Work request. Among the entries below, find all lines that include "Información" and copy them.

Data extracts below:

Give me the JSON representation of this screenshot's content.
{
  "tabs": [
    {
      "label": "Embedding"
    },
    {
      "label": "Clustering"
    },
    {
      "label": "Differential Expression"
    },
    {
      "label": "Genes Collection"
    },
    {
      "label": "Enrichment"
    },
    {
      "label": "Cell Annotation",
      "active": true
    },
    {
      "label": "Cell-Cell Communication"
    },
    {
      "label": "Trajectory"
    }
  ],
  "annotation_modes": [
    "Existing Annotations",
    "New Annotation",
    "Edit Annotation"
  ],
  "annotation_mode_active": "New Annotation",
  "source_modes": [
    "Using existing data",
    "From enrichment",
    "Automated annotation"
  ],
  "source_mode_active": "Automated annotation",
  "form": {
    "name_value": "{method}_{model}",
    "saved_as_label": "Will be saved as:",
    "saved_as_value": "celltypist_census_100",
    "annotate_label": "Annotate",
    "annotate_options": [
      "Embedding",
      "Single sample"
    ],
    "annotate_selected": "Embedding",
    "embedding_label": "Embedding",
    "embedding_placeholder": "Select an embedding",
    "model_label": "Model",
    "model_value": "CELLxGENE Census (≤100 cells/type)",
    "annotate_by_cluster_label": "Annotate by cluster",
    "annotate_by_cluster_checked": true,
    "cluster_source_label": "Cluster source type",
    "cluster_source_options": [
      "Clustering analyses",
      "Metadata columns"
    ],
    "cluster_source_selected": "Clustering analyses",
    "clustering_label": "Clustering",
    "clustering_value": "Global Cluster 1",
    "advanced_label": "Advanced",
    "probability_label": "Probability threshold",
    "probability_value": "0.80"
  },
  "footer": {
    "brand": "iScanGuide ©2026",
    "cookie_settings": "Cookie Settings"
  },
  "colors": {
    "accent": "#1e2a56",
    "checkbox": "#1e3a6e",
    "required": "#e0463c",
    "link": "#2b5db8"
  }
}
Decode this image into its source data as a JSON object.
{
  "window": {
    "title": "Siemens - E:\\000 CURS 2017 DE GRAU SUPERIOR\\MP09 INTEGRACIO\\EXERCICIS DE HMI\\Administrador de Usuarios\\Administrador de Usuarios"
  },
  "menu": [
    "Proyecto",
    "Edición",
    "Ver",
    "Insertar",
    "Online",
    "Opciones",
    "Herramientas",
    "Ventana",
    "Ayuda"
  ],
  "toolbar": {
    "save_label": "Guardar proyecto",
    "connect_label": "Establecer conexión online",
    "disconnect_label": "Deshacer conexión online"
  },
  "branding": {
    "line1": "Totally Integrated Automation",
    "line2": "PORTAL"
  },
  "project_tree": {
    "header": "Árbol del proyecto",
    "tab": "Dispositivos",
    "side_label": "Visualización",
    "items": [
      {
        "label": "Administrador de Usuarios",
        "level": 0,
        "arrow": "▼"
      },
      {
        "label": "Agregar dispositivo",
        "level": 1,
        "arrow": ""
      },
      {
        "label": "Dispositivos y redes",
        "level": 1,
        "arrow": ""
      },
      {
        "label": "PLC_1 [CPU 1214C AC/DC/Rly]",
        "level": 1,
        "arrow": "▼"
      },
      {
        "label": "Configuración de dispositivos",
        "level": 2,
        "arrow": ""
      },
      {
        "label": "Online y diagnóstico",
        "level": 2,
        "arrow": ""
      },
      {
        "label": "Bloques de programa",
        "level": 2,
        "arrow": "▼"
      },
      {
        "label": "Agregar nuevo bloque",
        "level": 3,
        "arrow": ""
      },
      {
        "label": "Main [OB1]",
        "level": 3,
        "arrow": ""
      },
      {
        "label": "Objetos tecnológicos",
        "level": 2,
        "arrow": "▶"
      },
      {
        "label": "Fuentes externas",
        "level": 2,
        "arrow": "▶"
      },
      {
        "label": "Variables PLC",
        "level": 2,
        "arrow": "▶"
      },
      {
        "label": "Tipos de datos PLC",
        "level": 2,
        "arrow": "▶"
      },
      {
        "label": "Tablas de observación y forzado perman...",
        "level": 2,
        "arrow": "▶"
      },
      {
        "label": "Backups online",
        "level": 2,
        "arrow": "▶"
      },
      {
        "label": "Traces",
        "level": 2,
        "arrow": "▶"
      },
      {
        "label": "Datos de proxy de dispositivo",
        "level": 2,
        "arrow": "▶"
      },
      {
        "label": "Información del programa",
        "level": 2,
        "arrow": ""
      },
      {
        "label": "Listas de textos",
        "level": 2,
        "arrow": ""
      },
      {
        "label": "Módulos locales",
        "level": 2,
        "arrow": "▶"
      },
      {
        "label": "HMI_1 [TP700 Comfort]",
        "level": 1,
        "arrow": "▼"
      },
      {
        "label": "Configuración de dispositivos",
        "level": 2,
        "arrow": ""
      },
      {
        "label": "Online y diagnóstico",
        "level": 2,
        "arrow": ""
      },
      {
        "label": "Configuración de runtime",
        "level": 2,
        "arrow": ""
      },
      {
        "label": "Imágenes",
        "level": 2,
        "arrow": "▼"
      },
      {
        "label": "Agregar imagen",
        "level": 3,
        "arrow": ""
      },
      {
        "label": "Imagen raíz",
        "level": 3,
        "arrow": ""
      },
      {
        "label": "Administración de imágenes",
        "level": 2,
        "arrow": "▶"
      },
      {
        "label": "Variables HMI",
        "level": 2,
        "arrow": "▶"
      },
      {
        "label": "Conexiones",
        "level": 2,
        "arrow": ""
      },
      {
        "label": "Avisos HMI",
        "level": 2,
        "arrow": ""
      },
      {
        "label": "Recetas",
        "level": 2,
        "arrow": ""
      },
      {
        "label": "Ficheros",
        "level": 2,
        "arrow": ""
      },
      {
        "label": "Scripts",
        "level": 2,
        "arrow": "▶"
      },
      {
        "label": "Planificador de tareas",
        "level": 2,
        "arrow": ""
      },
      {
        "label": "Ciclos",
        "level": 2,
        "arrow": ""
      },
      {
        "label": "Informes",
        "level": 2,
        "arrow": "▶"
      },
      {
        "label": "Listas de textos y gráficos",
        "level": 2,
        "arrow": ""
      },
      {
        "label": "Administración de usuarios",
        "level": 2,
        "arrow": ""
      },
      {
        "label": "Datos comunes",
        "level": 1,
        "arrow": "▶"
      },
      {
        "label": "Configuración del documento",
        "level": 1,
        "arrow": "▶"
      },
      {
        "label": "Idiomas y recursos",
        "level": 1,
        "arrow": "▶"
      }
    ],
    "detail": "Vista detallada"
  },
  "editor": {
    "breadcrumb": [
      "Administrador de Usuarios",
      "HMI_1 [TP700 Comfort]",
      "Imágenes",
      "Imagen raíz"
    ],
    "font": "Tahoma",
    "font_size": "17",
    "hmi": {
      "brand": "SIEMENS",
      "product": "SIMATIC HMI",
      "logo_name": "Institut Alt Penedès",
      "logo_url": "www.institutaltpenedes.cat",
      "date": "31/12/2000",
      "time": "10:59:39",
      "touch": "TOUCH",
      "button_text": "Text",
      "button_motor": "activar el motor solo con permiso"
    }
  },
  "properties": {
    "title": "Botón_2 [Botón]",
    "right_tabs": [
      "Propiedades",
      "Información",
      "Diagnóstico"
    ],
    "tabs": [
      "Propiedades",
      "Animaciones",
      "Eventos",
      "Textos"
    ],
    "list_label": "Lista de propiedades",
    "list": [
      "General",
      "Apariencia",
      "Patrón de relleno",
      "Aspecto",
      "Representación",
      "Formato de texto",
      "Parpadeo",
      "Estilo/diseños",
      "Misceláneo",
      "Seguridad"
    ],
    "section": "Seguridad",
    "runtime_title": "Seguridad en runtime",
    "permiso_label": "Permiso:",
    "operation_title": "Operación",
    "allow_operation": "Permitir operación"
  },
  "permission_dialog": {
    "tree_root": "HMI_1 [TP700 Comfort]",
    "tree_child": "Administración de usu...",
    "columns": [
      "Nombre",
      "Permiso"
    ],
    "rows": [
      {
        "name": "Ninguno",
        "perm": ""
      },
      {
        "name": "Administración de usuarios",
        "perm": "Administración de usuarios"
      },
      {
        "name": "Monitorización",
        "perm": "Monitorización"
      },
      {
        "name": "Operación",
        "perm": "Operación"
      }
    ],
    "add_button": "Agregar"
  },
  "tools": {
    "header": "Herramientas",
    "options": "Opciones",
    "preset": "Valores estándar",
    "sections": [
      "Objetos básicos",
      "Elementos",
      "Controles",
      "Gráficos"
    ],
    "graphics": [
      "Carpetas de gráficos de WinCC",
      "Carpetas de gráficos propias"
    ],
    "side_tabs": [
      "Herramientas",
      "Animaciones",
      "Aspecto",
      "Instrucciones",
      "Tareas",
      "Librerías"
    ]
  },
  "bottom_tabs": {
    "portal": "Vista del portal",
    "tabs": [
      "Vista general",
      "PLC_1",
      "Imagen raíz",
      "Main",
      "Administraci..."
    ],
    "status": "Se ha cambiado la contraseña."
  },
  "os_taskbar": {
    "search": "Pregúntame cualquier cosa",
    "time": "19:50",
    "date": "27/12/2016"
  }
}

End of Data extracts.

Written response.
        "label": "Información del programa",
      "Información",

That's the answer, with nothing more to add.